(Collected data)
□ □ □ □ □
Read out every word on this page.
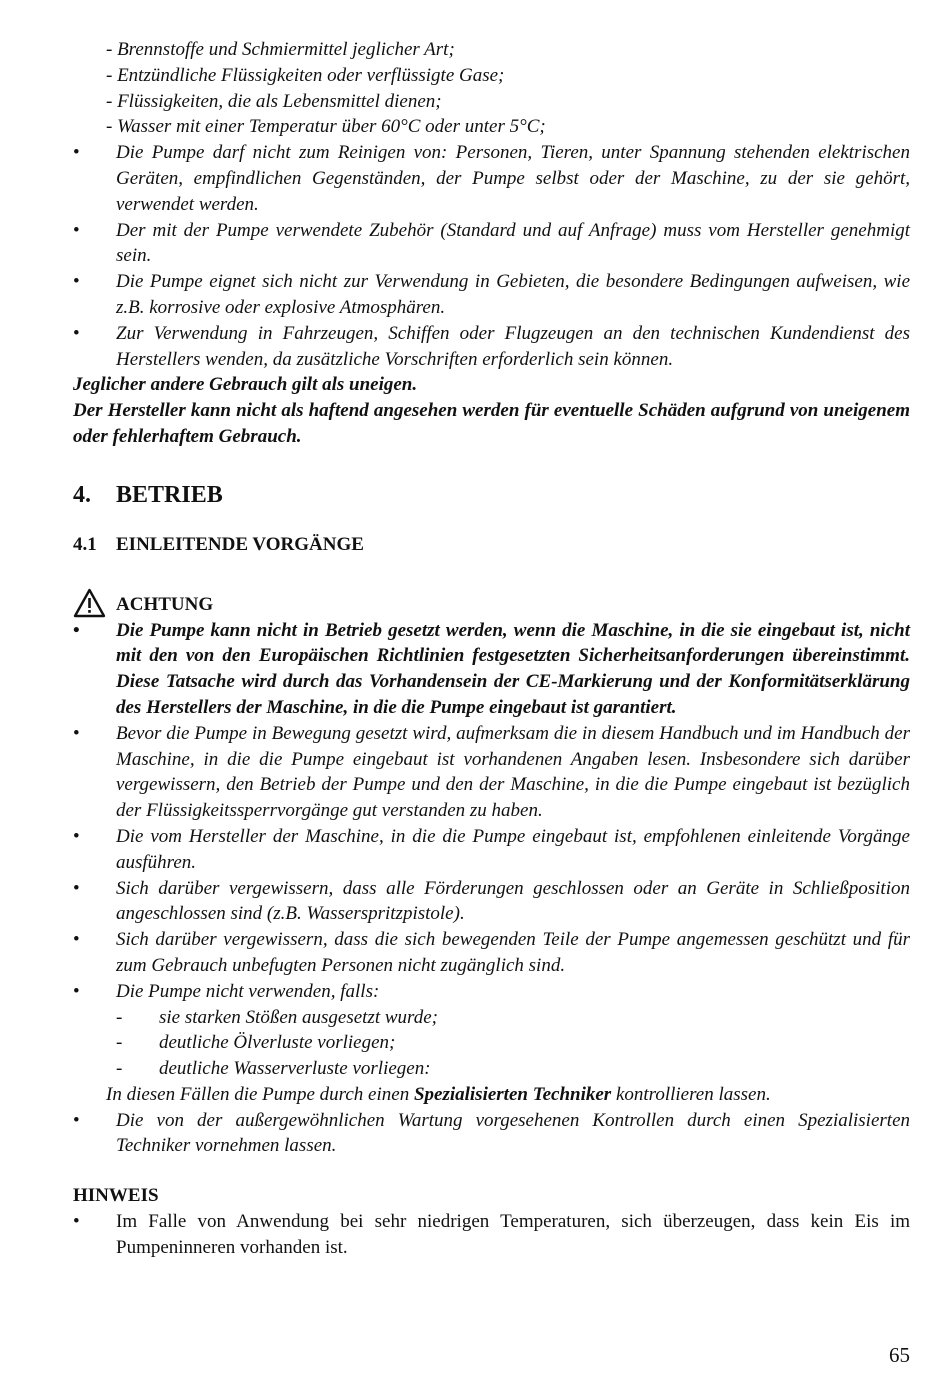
- Brennstoffe und Schmiermittel jeglicher Art;
- Entzündliche Flüssigkeiten oder verflüssigte Gase;
- Flüssigkeiten, die als Lebensmittel dienen;
- Wasser mit einer Temperatur über 60°C oder unter 5°C;
• Die Pumpe darf nicht zum Reinigen von: Personen, Tieren, unter Spannung stehenden elektrischen Geräten, empfindlichen Gegenständen, der Pumpe selbst oder der Maschine, zu der sie gehört, verwendet werden.
• Der mit der Pumpe verwendete Zubehör (Standard und auf Anfrage) muss vom Hersteller genehmigt sein.
• Die Pumpe eignet sich nicht zur Verwendung in Gebieten, die besondere Bedingungen aufweisen, wie z.B. korrosive oder explosive Atmosphären.
• Zur Verwendung in Fahrzeugen, Schiffen oder Flugzeugen an den technischen Kundendienst des Herstellers wenden, da zusätzliche Vorschriften erforderlich sein können.
Jeglicher andere Gebrauch gilt als uneigen.
Der Hersteller kann nicht als haftend angesehen werden für eventuelle Schäden aufgrund von uneigenem oder fehlerhaftem Gebrauch.
4.	BETRIEB
4.1	EINLEITENDE VORGÄNGE
ACHTUNG
• Die Pumpe kann nicht in Betrieb gesetzt werden, wenn die Maschine, in die sie eingebaut ist, nicht mit den von den Europäischen Richtlinien festgesetzten Sicherheitsanforderungen übereinstimmt. Diese Tatsache wird durch das Vorhandensein der CE-Markierung und der Konformitätserklärung des Herstellers der Maschine, in die die Pumpe eingebaut ist garantiert.
• Bevor die Pumpe in Bewegung gesetzt wird, aufmerksam die in diesem Handbuch und im Handbuch der Maschine, in die die Pumpe eingebaut ist vorhandenen Angaben lesen. Insbesondere sich darüber vergewissern, den Betrieb der Pumpe und den der Maschine, in die die Pumpe eingebaut ist bezüglich der Flüssigkeitssperrvorgänge gut verstanden zu haben.
• Die vom Hersteller der Maschine, in die die Pumpe eingebaut ist, empfohlenen einleitende Vorgänge ausführen.
• Sich darüber vergewissern, dass alle Förderungen geschlossen oder an Geräte in Schließposition angeschlossen sind (z.B. Wasserspritzpistole).
• Sich darüber vergewissern, dass die sich bewegenden Teile der Pumpe angemessen geschützt und für zum Gebrauch unbefugten Personen nicht zugänglich sind.
• Die Pumpe nicht verwenden, falls:
- sie starken Stößen ausgesetzt wurde;
- deutliche Ölverluste vorliegen;
- deutliche Wasserverluste vorliegen:
In diesen Fällen die Pumpe durch einen Spezialisierten Techniker kontrollieren lassen.
• Die von der außergewöhnlichen Wartung vorgesehenen Kontrollen durch einen Spezialisierten Techniker vornehmen lassen.
HINWEIS
• Im Falle von Anwendung bei sehr niedrigen Temperaturen, sich überzeugen, dass kein Eis im Pumpeninneren vorhanden ist.
65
□ □ □ □ □
### Prompt:
Select every line above that contains the word "nicht", and copy it.

### Output below:
• Die Pumpe darf nicht zum Reinigen von: Personen, Tieren, unter Spannung stehenden elektrischen Geräten, empfindlichen Gegenständen, der Pumpe selbst oder der Maschine, zu der sie gehört, verwendet werden.
• Die Pumpe eignet sich nicht zur Verwendung in Gebieten, die besondere Bedingungen aufweisen, wie z.B. korrosive oder explosive Atmosphären.
Der Hersteller kann nicht als haftend angesehen werden für eventuelle Schäden aufgrund von uneigenem oder fehlerhaftem Gebrauch.
• Die Pumpe kann nicht in Betrieb gesetzt werden, wenn die Maschine, in die sie eingebaut ist, nicht mit den von den Europäischen Richtlinien festgesetzten Sicherheitsanforderungen übereinstimmt. Diese Tatsache wird durch das Vorhandensein der CE-Markierung und der Konformitätserklärung des Herstellers der Maschine, in die die Pumpe eingebaut ist garantiert.
• Sich darüber vergewissern, dass die sich bewegenden Teile der Pumpe angemessen geschützt und für zum Gebrauch unbefugten Personen nicht zugänglich sind.
• Die Pumpe nicht verwenden, falls:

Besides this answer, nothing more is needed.